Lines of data
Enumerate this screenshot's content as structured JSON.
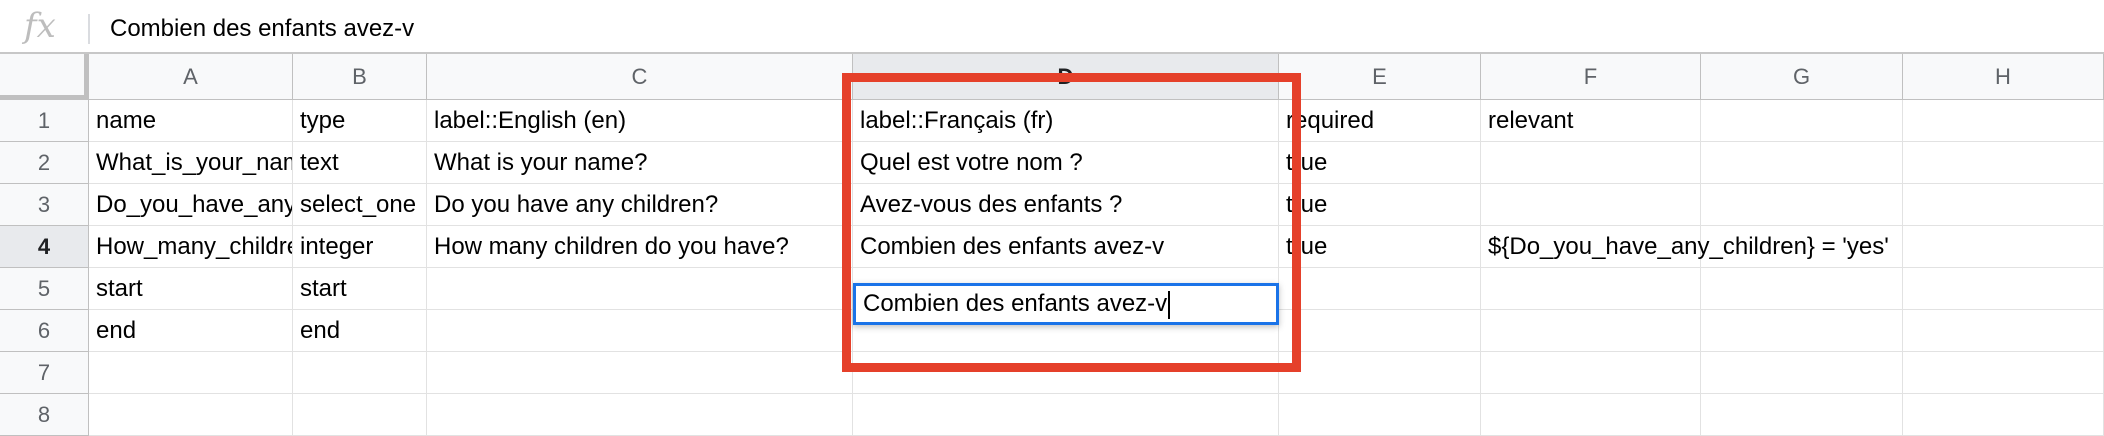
{
  "formula_bar": {
    "fx_label": "fx",
    "value": "Combien des enfants avez-v"
  },
  "columns": [
    "A",
    "B",
    "C",
    "D",
    "E",
    "F",
    "G",
    "H"
  ],
  "selected_column": "D",
  "rows": [
    "1",
    "2",
    "3",
    "4",
    "5",
    "6",
    "7",
    "8"
  ],
  "selected_row": "4",
  "cells": {
    "r1": {
      "A": "name",
      "B": "type",
      "C": "label::English (en)",
      "D": "label::Français (fr)",
      "E": "required",
      "F": "relevant"
    },
    "r2": {
      "A": "What_is_your_name",
      "B": "text",
      "C": "What is your name?",
      "D": "Quel est votre nom ?",
      "E": "true",
      "F": ""
    },
    "r3": {
      "A": "Do_you_have_any_children",
      "B": "select_one",
      "C": "Do you have any children?",
      "D": "Avez-vous des enfants ?",
      "E": "true",
      "F": ""
    },
    "r4": {
      "A": "How_many_children",
      "B": "integer",
      "C": "How many children do you have?",
      "D": "Combien des enfants avez-v",
      "E": "true",
      "F": "${Do_you_have_any_children} = 'yes'"
    },
    "r5": {
      "A": "start",
      "B": "start"
    },
    "r6": {
      "A": "end",
      "B": "end"
    }
  },
  "colors": {
    "highlight_box": "#e5402a",
    "active_cell_border": "#1a73e8"
  }
}
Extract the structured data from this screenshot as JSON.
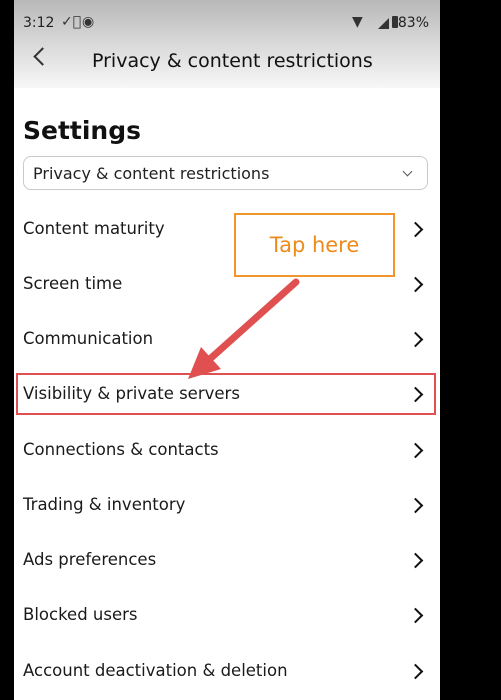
{
  "status_bar": {
    "time": "3:12",
    "battery": "83%",
    "icons": [
      "check-circle-icon",
      "target-icon",
      "wifi-icon",
      "signal-icon",
      "battery-icon"
    ]
  },
  "header": {
    "title": "Privacy & content restrictions"
  },
  "page": {
    "title": "Settings",
    "dropdown_value": "Privacy & content restrictions"
  },
  "menu_items": [
    {
      "label": "Content maturity"
    },
    {
      "label": "Screen time"
    },
    {
      "label": "Communication"
    },
    {
      "label": "Visibility & private servers"
    },
    {
      "label": "Connections & contacts"
    },
    {
      "label": "Trading & inventory"
    },
    {
      "label": "Ads preferences"
    },
    {
      "label": "Blocked users"
    },
    {
      "label": "Account deactivation & deletion"
    }
  ],
  "annotation": {
    "callout_text": "Tap here",
    "callout_color": "#f0962a",
    "arrow_color": "#e05050",
    "highlight_color": "#e05050"
  }
}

■ **EXERCISE**
Gather every line from the listing above in which "structured" appears, and copy those lines.

■ **SOLUTION**
Enumerate this screenshot's content as structured JSON.
Extract the structured data from this screenshot as JSON.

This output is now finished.